■ WHAT IS ASKED: Extract and list every line that contains the word "гражданам".

## START

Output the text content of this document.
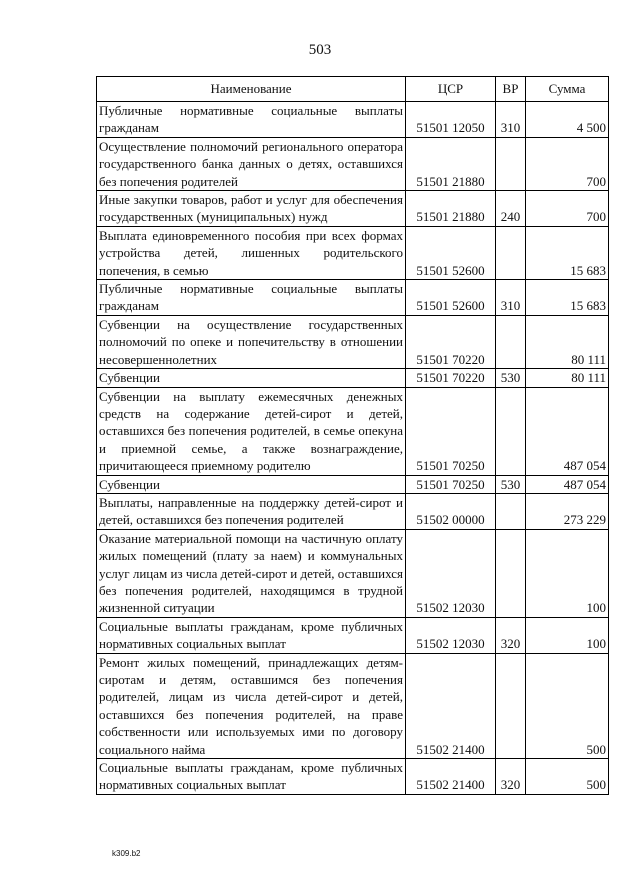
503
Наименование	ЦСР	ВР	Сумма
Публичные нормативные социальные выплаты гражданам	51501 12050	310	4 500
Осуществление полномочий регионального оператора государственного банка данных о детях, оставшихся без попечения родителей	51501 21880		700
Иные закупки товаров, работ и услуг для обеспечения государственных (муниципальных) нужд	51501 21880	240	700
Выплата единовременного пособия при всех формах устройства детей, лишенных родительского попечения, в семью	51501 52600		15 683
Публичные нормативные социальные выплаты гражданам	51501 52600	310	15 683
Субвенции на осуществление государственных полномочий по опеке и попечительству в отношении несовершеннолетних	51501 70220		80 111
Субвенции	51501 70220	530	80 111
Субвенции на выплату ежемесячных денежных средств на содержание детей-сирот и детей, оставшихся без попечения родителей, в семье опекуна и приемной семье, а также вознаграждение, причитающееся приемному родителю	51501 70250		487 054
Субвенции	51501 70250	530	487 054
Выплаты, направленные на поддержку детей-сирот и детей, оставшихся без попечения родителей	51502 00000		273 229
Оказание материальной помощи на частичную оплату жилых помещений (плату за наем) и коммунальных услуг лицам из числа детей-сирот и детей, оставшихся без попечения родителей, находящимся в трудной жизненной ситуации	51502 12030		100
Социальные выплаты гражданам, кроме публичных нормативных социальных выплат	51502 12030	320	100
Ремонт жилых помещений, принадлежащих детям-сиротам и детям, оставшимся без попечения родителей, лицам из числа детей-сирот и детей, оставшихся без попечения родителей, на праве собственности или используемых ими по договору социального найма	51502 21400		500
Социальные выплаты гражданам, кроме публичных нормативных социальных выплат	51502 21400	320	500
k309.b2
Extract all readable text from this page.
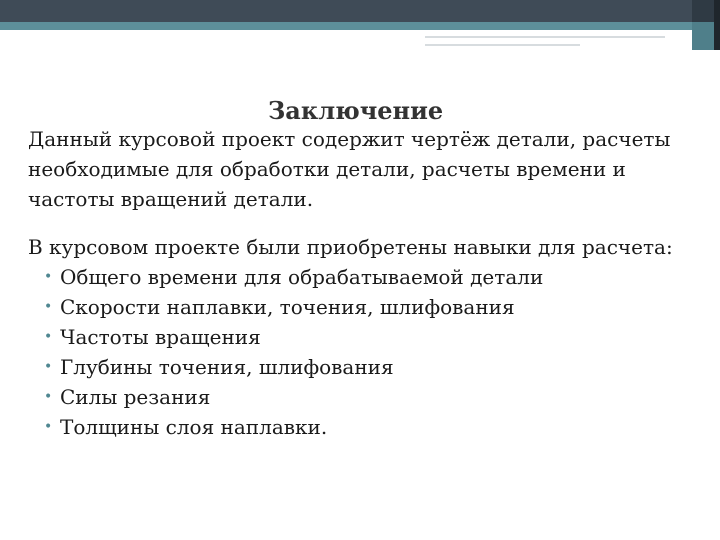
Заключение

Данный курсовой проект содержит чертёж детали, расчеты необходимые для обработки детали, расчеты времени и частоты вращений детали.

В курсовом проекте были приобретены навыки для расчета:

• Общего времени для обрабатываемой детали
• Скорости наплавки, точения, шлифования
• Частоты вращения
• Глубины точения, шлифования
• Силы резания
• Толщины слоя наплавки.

## END

■ ANSWER TO THE TASK:
Публичные нормативные социальные выплаты гражданам	51501 12050	310	4 500
Публичные нормативные социальные выплаты гражданам	51501 52600	310	15 683
Социальные выплаты гражданам, кроме публичных нормативных социальных выплат	51502 12030	320	100
Социальные выплаты гражданам, кроме публичных нормативных социальных выплат	51502 21400	320	500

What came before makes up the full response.